*** Opening Text under study ***

3

(This question had been asked on the OpenLDAP list also, but didn't get an answer there)

Trying to delete the result of an LDAP search, I have a problem:

Using

ldapsearch -Q -Y EXTERNAL -H ldapi:/// -b "dc=services,dc=net,$DIT_BASE" \
           -s one -z $SIZE_LIMIT '(objectClass=ipService)' dn |
awk '
/^dn: / {
#      sub(/^dn: /, "");
      print;
}
' |
ldapdelete -v -Y EXTERNAL -H ldapi:///

I get

deleting entry "dn: cn=1ci-smcs@3091/tcp,dc=services,dc=net,...”
ldap_delete: Invalid DN syntax (34)
        additional info: invalid DN”

And when I remove the “dn: “ in front I get

“ldap_delete: Server is unwilling to perform (53)
        additional info: no global superior knowledge”

What do I miss?

U. Windl
  • 943

1 Answers1

6

"no global superior knowledge" means the DN didn't match any subtree known to the LDAP server (and the server doesn't know any upward referrals to redirect you to a better server)¹ – most likely because the DN is truncated due to default LDIF line wrapping, as your grep only matched the 1st line.

Add -o ldif-wrap=no to disable line wrapping.

ldapsearch -LLL -o ldif-wrap=no ... |
    awk '/^dn:/ { print; print "changetype: delete"; print "" }' |
    ldapmodify

¹ The term 'knowledge' refers to all the data that this server is authoritative for, plus replication relationships, plus upward (superior) and downward (subordinate) referrals – a relic of X.500's original "one global directory" design – and 'superior knowledge' would be upward referrals specifically. (Which are still possible to configure in OpenLDAP; there's even a module to give out referrals based on DNS SRV records.)

grawity
  • 501,077

*** Closing Text under study ***
*** Opening Extracted records ***

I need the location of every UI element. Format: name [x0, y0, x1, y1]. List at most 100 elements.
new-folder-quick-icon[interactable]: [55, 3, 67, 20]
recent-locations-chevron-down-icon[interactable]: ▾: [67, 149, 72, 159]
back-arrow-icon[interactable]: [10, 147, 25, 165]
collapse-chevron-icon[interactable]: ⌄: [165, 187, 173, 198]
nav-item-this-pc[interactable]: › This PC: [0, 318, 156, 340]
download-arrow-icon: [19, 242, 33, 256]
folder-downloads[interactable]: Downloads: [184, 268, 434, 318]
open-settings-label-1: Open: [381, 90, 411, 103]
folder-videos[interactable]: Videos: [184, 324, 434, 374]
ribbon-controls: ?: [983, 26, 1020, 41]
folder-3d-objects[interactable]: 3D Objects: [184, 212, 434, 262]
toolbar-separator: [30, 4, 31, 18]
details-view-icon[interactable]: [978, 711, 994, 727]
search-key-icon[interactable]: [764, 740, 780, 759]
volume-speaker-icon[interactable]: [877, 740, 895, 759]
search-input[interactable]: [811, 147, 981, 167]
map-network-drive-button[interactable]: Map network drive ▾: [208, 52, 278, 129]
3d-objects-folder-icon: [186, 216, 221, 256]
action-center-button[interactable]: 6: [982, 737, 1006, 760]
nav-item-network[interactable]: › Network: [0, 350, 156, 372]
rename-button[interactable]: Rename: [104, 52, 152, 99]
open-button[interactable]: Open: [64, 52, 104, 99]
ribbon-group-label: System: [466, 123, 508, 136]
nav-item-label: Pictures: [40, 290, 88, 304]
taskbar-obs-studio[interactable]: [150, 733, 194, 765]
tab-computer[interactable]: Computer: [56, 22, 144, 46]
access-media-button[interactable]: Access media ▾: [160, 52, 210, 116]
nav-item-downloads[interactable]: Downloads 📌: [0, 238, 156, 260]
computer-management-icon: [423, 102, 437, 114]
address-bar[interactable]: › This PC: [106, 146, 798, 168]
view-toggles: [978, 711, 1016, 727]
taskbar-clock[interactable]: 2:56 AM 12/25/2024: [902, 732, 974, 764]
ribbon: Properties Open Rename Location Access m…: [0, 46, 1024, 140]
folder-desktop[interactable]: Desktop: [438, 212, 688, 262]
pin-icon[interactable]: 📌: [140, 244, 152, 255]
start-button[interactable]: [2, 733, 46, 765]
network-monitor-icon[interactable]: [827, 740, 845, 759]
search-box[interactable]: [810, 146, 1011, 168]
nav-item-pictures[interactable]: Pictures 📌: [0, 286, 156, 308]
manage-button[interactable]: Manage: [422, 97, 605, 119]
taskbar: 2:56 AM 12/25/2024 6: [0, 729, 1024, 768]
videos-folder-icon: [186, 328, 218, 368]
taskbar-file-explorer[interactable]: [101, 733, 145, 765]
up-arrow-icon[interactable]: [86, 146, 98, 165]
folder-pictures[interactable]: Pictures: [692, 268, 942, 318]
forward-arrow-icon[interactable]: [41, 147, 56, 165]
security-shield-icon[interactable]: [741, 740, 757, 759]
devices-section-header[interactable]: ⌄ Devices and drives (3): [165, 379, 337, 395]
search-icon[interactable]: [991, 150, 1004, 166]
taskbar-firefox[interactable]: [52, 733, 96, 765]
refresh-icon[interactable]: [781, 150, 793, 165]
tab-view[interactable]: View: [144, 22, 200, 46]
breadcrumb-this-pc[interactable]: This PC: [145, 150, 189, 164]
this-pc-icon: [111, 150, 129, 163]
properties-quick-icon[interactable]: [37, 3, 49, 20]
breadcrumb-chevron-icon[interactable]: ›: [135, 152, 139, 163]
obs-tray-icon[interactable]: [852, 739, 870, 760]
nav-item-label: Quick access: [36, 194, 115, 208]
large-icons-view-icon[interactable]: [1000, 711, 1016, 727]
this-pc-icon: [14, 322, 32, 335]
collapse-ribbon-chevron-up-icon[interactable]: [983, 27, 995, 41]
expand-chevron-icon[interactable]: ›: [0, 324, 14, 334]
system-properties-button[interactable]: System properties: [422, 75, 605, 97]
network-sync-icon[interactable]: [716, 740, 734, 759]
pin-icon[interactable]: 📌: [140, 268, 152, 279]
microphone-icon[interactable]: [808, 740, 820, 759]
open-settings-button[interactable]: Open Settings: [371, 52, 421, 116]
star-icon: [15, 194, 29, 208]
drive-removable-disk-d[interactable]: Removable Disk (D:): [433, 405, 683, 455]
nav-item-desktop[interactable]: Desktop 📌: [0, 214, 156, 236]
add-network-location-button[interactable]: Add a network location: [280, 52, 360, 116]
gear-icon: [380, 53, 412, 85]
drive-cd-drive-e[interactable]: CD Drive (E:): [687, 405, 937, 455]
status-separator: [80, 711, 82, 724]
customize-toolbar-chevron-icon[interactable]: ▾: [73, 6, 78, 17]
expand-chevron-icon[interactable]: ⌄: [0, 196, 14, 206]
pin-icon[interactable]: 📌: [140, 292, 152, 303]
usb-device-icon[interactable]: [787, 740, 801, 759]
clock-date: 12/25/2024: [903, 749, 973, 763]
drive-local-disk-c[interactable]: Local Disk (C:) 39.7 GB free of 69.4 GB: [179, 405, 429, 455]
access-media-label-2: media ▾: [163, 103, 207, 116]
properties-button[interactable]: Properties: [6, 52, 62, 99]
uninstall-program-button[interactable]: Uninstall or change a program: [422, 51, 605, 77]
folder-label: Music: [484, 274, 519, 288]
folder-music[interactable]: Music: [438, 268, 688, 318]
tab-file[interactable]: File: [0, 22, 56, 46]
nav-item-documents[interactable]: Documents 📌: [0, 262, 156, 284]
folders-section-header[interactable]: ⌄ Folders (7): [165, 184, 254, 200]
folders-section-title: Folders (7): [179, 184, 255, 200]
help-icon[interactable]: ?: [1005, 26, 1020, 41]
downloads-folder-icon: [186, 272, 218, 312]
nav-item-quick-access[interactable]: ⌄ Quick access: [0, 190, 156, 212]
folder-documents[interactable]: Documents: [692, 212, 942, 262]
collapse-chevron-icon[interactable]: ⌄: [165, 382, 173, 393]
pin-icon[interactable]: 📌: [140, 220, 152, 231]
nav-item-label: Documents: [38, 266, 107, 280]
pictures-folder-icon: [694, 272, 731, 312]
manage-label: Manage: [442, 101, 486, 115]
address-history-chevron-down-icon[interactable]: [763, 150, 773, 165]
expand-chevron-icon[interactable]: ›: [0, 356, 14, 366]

*** Closing Extracted records ***

> _Complete the following_
**1.** Check each statement against the thread on deleting LDAP search results. Mark each one yes or no, and quote the exact words from the thread that decide it. (a) The question got an answer on the OpenLDAP list. (b) The reply suggests adding -o ldif-wrap=no to turn off line wrapping. (c) Upward referrals can no longer be configured in OpenLDAP.
**2.** Rewrite the paragraph of the LDAP deletion thread that begins "The term 'knowledge' refers" as a short list, keeping its main facts.

> _Solutions below_
**1.**
(a) No: "but didn't get an answer there"
(b) Yes: "Add -o ldif-wrap=no to disable line wrapping."
(c) No: "Which are still possible to configure in OpenLDAP"

**2.**
- "Knowledge" covers all the data the server is authoritative for, its replication relationships, and its upward (superior) and downward (subordinate) referrals.
- This usage is a relic of X.500's original "one global directory" design.
- "Superior knowledge" means upward referrals specifically.
- Upward referrals can still be configured in OpenLDAP, and a module can even give out referrals based on DNS SRV records.